**Goal:**
Without including the pictures, copy out every line below.

**Listing:**
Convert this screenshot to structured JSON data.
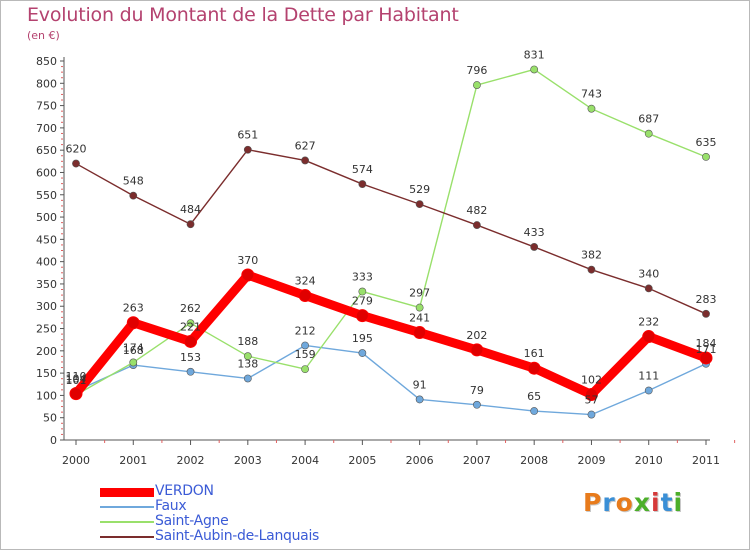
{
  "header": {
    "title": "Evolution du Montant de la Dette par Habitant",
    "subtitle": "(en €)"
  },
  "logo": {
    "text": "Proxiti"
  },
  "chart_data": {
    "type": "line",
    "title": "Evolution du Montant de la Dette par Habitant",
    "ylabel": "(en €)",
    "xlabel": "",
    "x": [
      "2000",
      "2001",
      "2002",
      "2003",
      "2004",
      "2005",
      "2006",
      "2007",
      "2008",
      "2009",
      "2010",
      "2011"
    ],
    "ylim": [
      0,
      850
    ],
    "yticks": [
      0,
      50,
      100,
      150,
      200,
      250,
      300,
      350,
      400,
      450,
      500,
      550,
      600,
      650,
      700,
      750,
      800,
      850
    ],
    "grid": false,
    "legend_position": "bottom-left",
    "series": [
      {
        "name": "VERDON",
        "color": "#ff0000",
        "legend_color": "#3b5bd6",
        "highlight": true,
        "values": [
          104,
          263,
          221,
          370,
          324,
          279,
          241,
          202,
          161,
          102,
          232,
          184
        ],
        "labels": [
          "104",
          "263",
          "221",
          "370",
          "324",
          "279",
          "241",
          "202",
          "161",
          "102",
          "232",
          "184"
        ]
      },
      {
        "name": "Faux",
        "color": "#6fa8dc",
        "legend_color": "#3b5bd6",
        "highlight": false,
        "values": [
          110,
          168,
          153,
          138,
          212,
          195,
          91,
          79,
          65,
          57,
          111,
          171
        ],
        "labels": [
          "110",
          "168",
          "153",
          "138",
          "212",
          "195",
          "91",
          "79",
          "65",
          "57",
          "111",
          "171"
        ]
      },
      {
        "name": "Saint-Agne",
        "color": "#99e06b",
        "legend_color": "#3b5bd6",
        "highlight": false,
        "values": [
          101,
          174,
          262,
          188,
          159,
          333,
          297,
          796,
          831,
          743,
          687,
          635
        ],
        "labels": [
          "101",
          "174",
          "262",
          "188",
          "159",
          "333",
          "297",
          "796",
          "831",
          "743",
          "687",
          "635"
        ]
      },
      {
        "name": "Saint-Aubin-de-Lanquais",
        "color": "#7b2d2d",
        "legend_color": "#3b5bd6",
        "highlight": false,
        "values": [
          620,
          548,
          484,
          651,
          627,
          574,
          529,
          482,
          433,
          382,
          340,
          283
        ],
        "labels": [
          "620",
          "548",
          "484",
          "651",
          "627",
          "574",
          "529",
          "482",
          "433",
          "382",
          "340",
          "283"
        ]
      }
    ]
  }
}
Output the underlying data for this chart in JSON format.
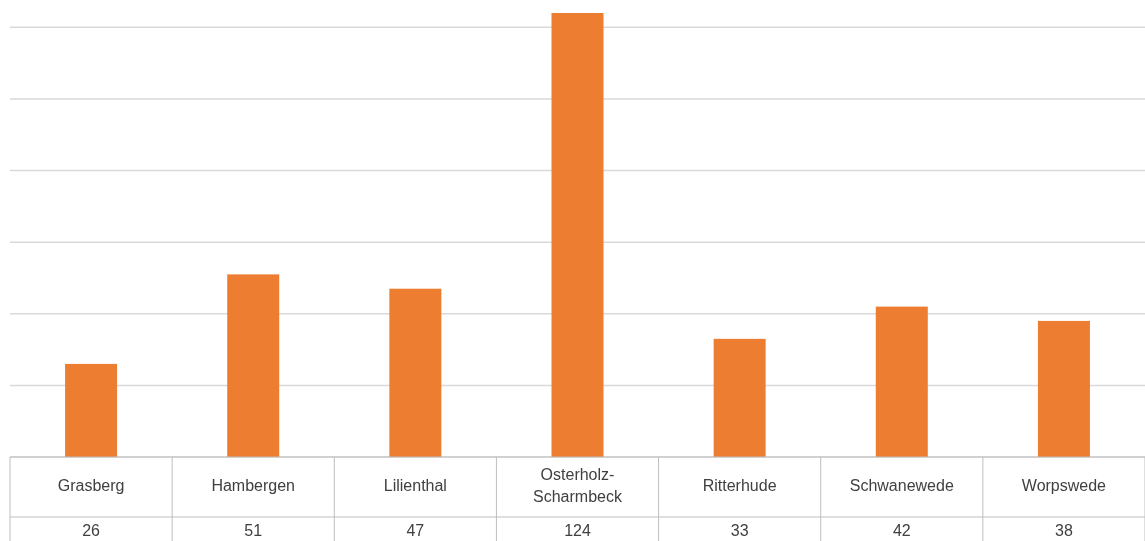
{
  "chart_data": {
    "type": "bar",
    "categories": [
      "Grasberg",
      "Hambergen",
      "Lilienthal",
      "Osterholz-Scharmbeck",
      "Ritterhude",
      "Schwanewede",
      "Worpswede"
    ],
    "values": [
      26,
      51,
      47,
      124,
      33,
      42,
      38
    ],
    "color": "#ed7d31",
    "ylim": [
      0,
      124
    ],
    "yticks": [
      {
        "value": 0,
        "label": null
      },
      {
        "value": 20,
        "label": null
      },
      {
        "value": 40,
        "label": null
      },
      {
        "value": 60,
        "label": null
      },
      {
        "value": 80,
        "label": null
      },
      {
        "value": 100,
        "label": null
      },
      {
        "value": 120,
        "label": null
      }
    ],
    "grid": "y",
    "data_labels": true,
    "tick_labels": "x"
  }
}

**Result below:**
Convert this screenshot to structured JSON data.
{
  "header": {
    "title": "Evolution du Montant de la Dette par Habitant",
    "subtitle": "(en €)"
  },
  "logo": {
    "text": "Proxiti"
  },
  "chart_data": {
    "type": "line",
    "title": "Evolution du Montant de la Dette par Habitant",
    "ylabel": "(en €)",
    "xlabel": "",
    "x": [
      "2000",
      "2001",
      "2002",
      "2003",
      "2004",
      "2005",
      "2006",
      "2007",
      "2008",
      "2009",
      "2010",
      "2011"
    ],
    "ylim": [
      0,
      850
    ],
    "yticks": [
      0,
      50,
      100,
      150,
      200,
      250,
      300,
      350,
      400,
      450,
      500,
      550,
      600,
      650,
      700,
      750,
      800,
      850
    ],
    "grid": false,
    "legend_position": "bottom-left",
    "series": [
      {
        "name": "VERDON",
        "color": "#ff0000",
        "legend_color": "#3b5bd6",
        "highlight": true,
        "values": [
          104,
          263,
          221,
          370,
          324,
          279,
          241,
          202,
          161,
          102,
          232,
          184
        ],
        "labels": [
          "104",
          "263",
          "221",
          "370",
          "324",
          "279",
          "241",
          "202",
          "161",
          "102",
          "232",
          "184"
        ]
      },
      {
        "name": "Faux",
        "color": "#6fa8dc",
        "legend_color": "#3b5bd6",
        "highlight": false,
        "values": [
          110,
          168,
          153,
          138,
          212,
          195,
          91,
          79,
          65,
          57,
          111,
          171
        ],
        "labels": [
          "110",
          "168",
          "153",
          "138",
          "212",
          "195",
          "91",
          "79",
          "65",
          "57",
          "111",
          "171"
        ]
      },
      {
        "name": "Saint-Agne",
        "color": "#99e06b",
        "legend_color": "#3b5bd6",
        "highlight": false,
        "values": [
          101,
          174,
          262,
          188,
          159,
          333,
          297,
          796,
          831,
          743,
          687,
          635
        ],
        "labels": [
          "101",
          "174",
          "262",
          "188",
          "159",
          "333",
          "297",
          "796",
          "831",
          "743",
          "687",
          "635"
        ]
      },
      {
        "name": "Saint-Aubin-de-Lanquais",
        "color": "#7b2d2d",
        "legend_color": "#3b5bd6",
        "highlight": false,
        "values": [
          620,
          548,
          484,
          651,
          627,
          574,
          529,
          482,
          433,
          382,
          340,
          283
        ],
        "labels": [
          "620",
          "548",
          "484",
          "651",
          "627",
          "574",
          "529",
          "482",
          "433",
          "382",
          "340",
          "283"
        ]
      }
    ]
  }
}
Output the underlying data for this chart in JSON format.
{
  "chart_data": {
    "type": "bar",
    "categories": [
      "Grasberg",
      "Hambergen",
      "Lilienthal",
      "Osterholz-Scharmbeck",
      "Ritterhude",
      "Schwanewede",
      "Worpswede"
    ],
    "values": [
      26,
      51,
      47,
      124,
      33,
      42,
      38
    ],
    "color": "#ed7d31",
    "ylim": [
      0,
      124
    ],
    "yticks": [
      {
        "value": 0,
        "label": null
      },
      {
        "value": 20,
        "label": null
      },
      {
        "value": 40,
        "label": null
      },
      {
        "value": 60,
        "label": null
      },
      {
        "value": 80,
        "label": null
      },
      {
        "value": 100,
        "label": null
      },
      {
        "value": 120,
        "label": null
      }
    ],
    "grid": "y",
    "data_labels": true,
    "tick_labels": "x"
  }
}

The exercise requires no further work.